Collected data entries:
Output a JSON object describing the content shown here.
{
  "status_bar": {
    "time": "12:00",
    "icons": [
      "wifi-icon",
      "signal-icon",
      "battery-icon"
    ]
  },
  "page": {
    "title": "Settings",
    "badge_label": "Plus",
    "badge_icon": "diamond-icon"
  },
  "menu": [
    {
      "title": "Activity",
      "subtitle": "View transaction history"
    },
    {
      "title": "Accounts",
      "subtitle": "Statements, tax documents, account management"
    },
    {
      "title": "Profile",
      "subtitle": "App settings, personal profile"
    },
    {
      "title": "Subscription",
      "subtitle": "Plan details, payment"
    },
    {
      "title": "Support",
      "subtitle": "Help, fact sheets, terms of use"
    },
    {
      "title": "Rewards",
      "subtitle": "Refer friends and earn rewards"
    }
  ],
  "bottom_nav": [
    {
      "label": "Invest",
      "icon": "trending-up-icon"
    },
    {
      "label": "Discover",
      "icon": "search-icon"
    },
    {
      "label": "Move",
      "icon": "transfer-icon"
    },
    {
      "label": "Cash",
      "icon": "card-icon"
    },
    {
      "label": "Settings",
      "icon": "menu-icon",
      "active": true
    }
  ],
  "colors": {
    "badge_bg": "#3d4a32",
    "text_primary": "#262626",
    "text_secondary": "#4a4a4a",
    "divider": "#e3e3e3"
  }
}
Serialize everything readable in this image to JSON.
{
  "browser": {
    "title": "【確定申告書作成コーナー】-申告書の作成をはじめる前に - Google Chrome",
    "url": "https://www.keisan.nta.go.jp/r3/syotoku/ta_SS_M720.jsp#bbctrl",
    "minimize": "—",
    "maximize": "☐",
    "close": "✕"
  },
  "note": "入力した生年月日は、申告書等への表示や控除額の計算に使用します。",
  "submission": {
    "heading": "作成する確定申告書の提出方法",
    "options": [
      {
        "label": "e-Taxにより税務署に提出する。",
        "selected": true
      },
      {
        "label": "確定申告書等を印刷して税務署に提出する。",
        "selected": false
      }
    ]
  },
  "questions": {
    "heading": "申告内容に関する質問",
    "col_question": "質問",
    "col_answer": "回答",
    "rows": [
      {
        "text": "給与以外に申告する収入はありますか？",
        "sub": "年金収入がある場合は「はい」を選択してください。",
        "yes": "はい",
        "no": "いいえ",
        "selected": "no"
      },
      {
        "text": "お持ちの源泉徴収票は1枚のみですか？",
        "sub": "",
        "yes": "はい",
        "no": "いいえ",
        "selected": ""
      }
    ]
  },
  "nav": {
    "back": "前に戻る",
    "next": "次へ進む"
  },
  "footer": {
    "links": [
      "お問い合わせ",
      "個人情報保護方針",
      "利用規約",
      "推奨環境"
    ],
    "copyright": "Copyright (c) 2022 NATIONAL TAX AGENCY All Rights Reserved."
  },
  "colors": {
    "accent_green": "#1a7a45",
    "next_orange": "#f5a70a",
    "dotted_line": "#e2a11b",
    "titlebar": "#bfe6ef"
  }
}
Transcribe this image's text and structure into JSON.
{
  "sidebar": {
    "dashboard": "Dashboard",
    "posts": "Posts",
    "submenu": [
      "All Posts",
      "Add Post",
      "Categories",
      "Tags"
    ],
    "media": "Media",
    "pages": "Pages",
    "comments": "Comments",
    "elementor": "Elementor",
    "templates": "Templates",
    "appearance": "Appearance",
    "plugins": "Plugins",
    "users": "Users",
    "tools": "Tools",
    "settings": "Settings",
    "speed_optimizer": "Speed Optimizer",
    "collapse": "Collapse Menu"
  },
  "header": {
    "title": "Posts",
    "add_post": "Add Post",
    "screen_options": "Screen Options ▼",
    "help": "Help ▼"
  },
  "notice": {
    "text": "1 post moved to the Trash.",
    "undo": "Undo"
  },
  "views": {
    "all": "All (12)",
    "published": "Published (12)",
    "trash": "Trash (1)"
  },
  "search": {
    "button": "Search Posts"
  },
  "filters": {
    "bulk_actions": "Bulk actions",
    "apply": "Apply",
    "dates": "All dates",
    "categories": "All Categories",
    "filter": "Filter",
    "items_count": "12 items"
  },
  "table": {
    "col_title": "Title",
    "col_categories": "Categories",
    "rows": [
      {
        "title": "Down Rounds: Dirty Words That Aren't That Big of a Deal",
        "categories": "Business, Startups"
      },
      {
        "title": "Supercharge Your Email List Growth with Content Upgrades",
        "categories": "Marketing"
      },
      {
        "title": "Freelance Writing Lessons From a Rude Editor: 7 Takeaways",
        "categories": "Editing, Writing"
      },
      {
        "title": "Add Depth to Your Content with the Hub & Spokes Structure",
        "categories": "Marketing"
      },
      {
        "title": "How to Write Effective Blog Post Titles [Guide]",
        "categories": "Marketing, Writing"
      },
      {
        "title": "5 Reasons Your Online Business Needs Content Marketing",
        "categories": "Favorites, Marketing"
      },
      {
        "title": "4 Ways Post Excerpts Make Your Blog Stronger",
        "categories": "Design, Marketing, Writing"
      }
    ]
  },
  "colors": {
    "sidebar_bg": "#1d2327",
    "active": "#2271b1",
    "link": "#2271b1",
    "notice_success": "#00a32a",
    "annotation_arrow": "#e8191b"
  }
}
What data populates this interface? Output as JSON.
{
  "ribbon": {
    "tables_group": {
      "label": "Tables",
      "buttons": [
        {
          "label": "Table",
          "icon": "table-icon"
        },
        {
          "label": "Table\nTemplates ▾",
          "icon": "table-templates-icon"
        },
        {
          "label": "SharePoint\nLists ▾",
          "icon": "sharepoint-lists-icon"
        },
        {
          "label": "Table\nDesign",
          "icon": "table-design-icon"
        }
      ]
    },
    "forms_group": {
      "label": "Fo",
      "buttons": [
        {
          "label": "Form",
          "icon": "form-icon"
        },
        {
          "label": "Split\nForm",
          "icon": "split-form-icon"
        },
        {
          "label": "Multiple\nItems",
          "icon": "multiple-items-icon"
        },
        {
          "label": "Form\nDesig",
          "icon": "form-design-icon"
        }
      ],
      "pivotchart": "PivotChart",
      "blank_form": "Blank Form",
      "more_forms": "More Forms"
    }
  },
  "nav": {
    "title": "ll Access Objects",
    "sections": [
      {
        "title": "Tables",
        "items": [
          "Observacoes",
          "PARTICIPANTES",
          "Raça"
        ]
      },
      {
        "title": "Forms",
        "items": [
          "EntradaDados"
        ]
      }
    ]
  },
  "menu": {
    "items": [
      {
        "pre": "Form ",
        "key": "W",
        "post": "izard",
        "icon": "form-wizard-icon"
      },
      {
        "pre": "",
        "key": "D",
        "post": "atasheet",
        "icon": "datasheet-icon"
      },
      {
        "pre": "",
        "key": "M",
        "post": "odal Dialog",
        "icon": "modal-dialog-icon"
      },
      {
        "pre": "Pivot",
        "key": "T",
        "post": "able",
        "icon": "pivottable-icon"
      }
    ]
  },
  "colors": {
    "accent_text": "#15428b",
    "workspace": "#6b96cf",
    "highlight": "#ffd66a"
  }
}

Job> The listing above should be transcribed in full, exactly as written.

Full output>
Output a JSON object describing the content shown here.
{
  "status_bar": {
    "time": "12:00",
    "icons": [
      "wifi-icon",
      "signal-icon",
      "battery-icon"
    ]
  },
  "page": {
    "title": "Settings",
    "badge_label": "Plus",
    "badge_icon": "diamond-icon"
  },
  "menu": [
    {
      "title": "Activity",
      "subtitle": "View transaction history"
    },
    {
      "title": "Accounts",
      "subtitle": "Statements, tax documents, account management"
    },
    {
      "title": "Profile",
      "subtitle": "App settings, personal profile"
    },
    {
      "title": "Subscription",
      "subtitle": "Plan details, payment"
    },
    {
      "title": "Support",
      "subtitle": "Help, fact sheets, terms of use"
    },
    {
      "title": "Rewards",
      "subtitle": "Refer friends and earn rewards"
    }
  ],
  "bottom_nav": [
    {
      "label": "Invest",
      "icon": "trending-up-icon"
    },
    {
      "label": "Discover",
      "icon": "search-icon"
    },
    {
      "label": "Move",
      "icon": "transfer-icon"
    },
    {
      "label": "Cash",
      "icon": "card-icon"
    },
    {
      "label": "Settings",
      "icon": "menu-icon",
      "active": true
    }
  ],
  "colors": {
    "badge_bg": "#3d4a32",
    "text_primary": "#262626",
    "text_secondary": "#4a4a4a",
    "divider": "#e3e3e3"
  }
}
Serialize everything readable in this image to JSON.
{
  "browser": {
    "title": "【確定申告書作成コーナー】-申告書の作成をはじめる前に - Google Chrome",
    "url": "https://www.keisan.nta.go.jp/r3/syotoku/ta_SS_M720.jsp#bbctrl",
    "minimize": "—",
    "maximize": "☐",
    "close": "✕"
  },
  "note": "入力した生年月日は、申告書等への表示や控除額の計算に使用します。",
  "submission": {
    "heading": "作成する確定申告書の提出方法",
    "options": [
      {
        "label": "e-Taxにより税務署に提出する。",
        "selected": true
      },
      {
        "label": "確定申告書等を印刷して税務署に提出する。",
        "selected": false
      }
    ]
  },
  "questions": {
    "heading": "申告内容に関する質問",
    "col_question": "質問",
    "col_answer": "回答",
    "rows": [
      {
        "text": "給与以外に申告する収入はありますか？",
        "sub": "年金収入がある場合は「はい」を選択してください。",
        "yes": "はい",
        "no": "いいえ",
        "selected": "no"
      },
      {
        "text": "お持ちの源泉徴収票は1枚のみですか？",
        "sub": "",
        "yes": "はい",
        "no": "いいえ",
        "selected": ""
      }
    ]
  },
  "nav": {
    "back": "前に戻る",
    "next": "次へ進む"
  },
  "footer": {
    "links": [
      "お問い合わせ",
      "個人情報保護方針",
      "利用規約",
      "推奨環境"
    ],
    "copyright": "Copyright (c) 2022 NATIONAL TAX AGENCY All Rights Reserved."
  },
  "colors": {
    "accent_green": "#1a7a45",
    "next_orange": "#f5a70a",
    "dotted_line": "#e2a11b",
    "titlebar": "#bfe6ef"
  }
}
Transcribe this image's text and structure into JSON.
{
  "sidebar": {
    "dashboard": "Dashboard",
    "posts": "Posts",
    "submenu": [
      "All Posts",
      "Add Post",
      "Categories",
      "Tags"
    ],
    "media": "Media",
    "pages": "Pages",
    "comments": "Comments",
    "elementor": "Elementor",
    "templates": "Templates",
    "appearance": "Appearance",
    "plugins": "Plugins",
    "users": "Users",
    "tools": "Tools",
    "settings": "Settings",
    "speed_optimizer": "Speed Optimizer",
    "collapse": "Collapse Menu"
  },
  "header": {
    "title": "Posts",
    "add_post": "Add Post",
    "screen_options": "Screen Options ▼",
    "help": "Help ▼"
  },
  "notice": {
    "text": "1 post moved to the Trash.",
    "undo": "Undo"
  },
  "views": {
    "all": "All (12)",
    "published": "Published (12)",
    "trash": "Trash (1)"
  },
  "search": {
    "button": "Search Posts"
  },
  "filters": {
    "bulk_actions": "Bulk actions",
    "apply": "Apply",
    "dates": "All dates",
    "categories": "All Categories",
    "filter": "Filter",
    "items_count": "12 items"
  },
  "table": {
    "col_title": "Title",
    "col_categories": "Categories",
    "rows": [
      {
        "title": "Down Rounds: Dirty Words That Aren't That Big of a Deal",
        "categories": "Business, Startups"
      },
      {
        "title": "Supercharge Your Email List Growth with Content Upgrades",
        "categories": "Marketing"
      },
      {
        "title": "Freelance Writing Lessons From a Rude Editor: 7 Takeaways",
        "categories": "Editing, Writing"
      },
      {
        "title": "Add Depth to Your Content with the Hub & Spokes Structure",
        "categories": "Marketing"
      },
      {
        "title": "How to Write Effective Blog Post Titles [Guide]",
        "categories": "Marketing, Writing"
      },
      {
        "title": "5 Reasons Your Online Business Needs Content Marketing",
        "categories": "Favorites, Marketing"
      },
      {
        "title": "4 Ways Post Excerpts Make Your Blog Stronger",
        "categories": "Design, Marketing, Writing"
      }
    ]
  },
  "colors": {
    "sidebar_bg": "#1d2327",
    "active": "#2271b1",
    "link": "#2271b1",
    "notice_success": "#00a32a",
    "annotation_arrow": "#e8191b"
  }
}
What data populates this interface? Output as JSON.
{
  "ribbon": {
    "tables_group": {
      "label": "Tables",
      "buttons": [
        {
          "label": "Table",
          "icon": "table-icon"
        },
        {
          "label": "Table\nTemplates ▾",
          "icon": "table-templates-icon"
        },
        {
          "label": "SharePoint\nLists ▾",
          "icon": "sharepoint-lists-icon"
        },
        {
          "label": "Table\nDesign",
          "icon": "table-design-icon"
        }
      ]
    },
    "forms_group": {
      "label": "Fo",
      "buttons": [
        {
          "label": "Form",
          "icon": "form-icon"
        },
        {
          "label": "Split\nForm",
          "icon": "split-form-icon"
        },
        {
          "label": "Multiple\nItems",
          "icon": "multiple-items-icon"
        },
        {
          "label": "Form\nDesig",
          "icon": "form-design-icon"
        }
      ],
      "pivotchart": "PivotChart",
      "blank_form": "Blank Form",
      "more_forms": "More Forms"
    }
  },
  "nav": {
    "title": "ll Access Objects",
    "sections": [
      {
        "title": "Tables",
        "items": [
          "Observacoes",
          "PARTICIPANTES",
          "Raça"
        ]
      },
      {
        "title": "Forms",
        "items": [
          "EntradaDados"
        ]
      }
    ]
  },
  "menu": {
    "items": [
      {
        "pre": "Form ",
        "key": "W",
        "post": "izard",
        "icon": "form-wizard-icon"
      },
      {
        "pre": "",
        "key": "D",
        "post": "atasheet",
        "icon": "datasheet-icon"
      },
      {
        "pre": "",
        "key": "M",
        "post": "odal Dialog",
        "icon": "modal-dialog-icon"
      },
      {
        "pre": "Pivot",
        "key": "T",
        "post": "able",
        "icon": "pivottable-icon"
      }
    ]
  },
  "colors": {
    "accent_text": "#15428b",
    "workspace": "#6b96cf",
    "highlight": "#ffd66a"
  }
}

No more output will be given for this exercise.